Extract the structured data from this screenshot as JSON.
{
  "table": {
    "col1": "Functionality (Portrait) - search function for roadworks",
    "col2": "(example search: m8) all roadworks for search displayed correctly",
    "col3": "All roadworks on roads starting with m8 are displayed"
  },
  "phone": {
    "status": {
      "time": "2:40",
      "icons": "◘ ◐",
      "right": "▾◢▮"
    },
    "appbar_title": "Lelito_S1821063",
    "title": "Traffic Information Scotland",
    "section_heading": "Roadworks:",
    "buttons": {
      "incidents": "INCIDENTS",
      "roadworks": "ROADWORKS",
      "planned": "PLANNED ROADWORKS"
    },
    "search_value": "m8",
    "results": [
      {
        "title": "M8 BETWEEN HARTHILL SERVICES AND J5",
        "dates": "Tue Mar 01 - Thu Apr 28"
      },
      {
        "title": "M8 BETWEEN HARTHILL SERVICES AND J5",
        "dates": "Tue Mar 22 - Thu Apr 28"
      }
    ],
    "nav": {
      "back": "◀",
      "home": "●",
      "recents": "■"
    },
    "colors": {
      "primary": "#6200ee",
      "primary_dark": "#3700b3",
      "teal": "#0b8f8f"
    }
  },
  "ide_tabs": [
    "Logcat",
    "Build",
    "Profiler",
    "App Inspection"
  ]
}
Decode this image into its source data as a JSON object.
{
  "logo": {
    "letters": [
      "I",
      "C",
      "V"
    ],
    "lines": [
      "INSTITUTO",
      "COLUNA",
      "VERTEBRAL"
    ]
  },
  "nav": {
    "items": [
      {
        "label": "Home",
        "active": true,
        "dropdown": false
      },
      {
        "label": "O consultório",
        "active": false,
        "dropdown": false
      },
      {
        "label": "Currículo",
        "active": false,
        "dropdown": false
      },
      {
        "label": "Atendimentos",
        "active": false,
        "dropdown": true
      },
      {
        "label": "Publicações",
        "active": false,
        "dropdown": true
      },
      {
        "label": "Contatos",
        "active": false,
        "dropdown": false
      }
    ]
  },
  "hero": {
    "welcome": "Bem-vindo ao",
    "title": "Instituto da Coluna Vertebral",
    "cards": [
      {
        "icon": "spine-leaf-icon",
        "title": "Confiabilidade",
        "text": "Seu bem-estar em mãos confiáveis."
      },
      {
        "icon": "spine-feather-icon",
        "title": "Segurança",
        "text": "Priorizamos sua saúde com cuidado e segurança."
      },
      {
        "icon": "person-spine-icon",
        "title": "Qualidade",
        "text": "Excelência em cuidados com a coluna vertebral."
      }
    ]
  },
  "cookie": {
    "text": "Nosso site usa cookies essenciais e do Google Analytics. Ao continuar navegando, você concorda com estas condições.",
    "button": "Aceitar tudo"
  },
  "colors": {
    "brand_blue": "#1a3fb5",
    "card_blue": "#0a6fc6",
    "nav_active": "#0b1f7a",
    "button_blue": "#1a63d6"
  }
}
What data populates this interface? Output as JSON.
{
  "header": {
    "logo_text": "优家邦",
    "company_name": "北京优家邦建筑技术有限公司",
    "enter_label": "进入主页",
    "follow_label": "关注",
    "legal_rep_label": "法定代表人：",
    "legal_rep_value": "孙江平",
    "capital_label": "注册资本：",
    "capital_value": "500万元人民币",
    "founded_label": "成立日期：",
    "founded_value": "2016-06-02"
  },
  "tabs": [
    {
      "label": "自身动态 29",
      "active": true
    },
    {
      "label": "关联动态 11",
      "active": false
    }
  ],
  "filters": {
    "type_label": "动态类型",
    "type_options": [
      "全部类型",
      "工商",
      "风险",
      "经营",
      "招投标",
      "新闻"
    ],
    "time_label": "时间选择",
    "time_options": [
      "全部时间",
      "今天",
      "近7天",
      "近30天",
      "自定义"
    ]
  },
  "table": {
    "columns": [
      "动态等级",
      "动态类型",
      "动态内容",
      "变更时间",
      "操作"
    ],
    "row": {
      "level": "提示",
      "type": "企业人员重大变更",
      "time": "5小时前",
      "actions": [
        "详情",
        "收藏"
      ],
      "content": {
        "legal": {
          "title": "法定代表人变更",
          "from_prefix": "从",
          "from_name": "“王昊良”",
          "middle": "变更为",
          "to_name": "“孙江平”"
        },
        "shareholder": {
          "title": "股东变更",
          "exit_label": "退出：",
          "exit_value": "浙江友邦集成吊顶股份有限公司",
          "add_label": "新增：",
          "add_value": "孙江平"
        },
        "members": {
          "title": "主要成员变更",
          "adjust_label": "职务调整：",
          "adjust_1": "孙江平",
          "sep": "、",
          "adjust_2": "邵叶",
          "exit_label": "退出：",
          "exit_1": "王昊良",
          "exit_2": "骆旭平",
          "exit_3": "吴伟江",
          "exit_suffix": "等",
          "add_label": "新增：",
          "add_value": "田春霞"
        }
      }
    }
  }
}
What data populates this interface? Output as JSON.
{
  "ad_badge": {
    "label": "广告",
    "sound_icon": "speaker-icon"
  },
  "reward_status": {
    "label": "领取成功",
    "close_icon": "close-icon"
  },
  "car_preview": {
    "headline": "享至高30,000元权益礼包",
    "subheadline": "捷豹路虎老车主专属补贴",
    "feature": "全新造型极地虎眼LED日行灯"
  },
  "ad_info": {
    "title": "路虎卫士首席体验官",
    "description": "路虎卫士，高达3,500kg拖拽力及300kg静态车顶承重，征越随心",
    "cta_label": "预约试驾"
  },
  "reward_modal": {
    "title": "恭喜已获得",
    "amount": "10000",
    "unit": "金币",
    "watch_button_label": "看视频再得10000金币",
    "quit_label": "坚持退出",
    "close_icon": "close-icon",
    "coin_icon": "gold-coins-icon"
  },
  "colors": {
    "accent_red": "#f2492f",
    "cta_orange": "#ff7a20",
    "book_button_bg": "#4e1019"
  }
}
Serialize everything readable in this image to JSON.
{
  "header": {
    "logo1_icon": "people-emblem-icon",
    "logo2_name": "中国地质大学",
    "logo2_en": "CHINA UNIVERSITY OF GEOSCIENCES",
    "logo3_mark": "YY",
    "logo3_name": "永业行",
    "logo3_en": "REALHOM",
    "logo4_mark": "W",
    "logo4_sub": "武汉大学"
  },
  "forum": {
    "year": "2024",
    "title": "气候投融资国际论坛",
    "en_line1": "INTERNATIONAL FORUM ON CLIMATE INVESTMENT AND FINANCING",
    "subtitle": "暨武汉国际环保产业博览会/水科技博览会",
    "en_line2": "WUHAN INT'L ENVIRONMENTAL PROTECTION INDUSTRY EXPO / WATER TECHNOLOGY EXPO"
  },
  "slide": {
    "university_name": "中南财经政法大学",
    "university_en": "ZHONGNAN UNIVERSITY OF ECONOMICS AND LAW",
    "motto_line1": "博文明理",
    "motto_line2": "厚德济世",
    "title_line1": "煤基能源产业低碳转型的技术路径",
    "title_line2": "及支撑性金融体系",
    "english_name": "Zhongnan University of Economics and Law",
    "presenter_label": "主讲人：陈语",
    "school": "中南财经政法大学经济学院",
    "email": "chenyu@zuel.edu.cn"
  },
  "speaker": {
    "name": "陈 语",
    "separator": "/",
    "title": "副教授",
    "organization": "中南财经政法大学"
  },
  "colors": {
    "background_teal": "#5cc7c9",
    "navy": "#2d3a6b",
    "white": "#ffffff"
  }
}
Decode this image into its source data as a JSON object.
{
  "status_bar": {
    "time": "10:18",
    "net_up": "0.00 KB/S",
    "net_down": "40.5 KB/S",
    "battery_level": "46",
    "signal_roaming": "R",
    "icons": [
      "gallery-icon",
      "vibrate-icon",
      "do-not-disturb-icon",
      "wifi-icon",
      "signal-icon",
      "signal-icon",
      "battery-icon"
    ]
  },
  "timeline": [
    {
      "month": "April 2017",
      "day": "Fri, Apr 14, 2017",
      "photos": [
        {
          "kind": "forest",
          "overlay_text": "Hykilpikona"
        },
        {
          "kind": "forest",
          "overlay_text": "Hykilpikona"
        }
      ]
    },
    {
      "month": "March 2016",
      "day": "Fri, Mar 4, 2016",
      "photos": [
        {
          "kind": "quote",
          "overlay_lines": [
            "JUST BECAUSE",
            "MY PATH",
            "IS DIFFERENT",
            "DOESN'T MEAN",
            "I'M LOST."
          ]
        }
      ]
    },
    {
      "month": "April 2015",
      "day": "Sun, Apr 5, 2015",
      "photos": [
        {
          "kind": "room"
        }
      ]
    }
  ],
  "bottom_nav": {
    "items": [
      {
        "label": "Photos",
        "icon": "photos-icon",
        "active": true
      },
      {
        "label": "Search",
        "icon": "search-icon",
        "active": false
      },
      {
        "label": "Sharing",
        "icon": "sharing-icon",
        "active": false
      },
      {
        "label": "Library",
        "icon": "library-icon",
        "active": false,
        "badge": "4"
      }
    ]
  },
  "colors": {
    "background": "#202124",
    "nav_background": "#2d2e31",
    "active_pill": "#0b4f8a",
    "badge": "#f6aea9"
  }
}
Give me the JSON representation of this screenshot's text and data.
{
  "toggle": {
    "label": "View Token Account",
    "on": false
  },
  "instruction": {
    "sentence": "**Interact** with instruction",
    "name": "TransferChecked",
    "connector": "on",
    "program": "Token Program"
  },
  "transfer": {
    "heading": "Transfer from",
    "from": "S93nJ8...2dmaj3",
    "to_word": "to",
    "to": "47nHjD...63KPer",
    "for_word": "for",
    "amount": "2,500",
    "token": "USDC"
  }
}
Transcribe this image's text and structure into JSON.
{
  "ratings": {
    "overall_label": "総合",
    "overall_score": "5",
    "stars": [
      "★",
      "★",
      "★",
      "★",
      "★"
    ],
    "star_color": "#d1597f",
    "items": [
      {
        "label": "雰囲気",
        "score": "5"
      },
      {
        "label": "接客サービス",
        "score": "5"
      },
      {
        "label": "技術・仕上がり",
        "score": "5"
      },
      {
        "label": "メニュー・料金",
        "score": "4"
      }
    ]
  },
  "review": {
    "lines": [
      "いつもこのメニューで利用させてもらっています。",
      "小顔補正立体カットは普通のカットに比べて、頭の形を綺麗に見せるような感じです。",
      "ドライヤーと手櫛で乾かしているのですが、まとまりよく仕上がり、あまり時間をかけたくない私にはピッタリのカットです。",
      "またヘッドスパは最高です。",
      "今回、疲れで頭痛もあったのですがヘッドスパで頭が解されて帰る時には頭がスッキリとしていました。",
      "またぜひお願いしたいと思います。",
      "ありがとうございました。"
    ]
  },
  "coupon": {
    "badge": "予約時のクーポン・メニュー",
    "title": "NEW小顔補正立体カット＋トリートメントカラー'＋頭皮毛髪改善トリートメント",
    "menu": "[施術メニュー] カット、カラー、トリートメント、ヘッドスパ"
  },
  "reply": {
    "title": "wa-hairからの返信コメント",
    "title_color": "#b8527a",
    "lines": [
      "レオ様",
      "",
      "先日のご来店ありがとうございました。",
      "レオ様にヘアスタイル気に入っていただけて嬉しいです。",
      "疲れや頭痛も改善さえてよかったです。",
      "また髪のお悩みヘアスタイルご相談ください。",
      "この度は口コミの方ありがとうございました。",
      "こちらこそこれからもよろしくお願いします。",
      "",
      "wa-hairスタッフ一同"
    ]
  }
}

=-=-=-=-=

WHAT THE TASK ASKS -
Your task is to report how many lines of the material include the string "with". Give the number and no other words.

SOLUTION TO THIS EXERCISE -
2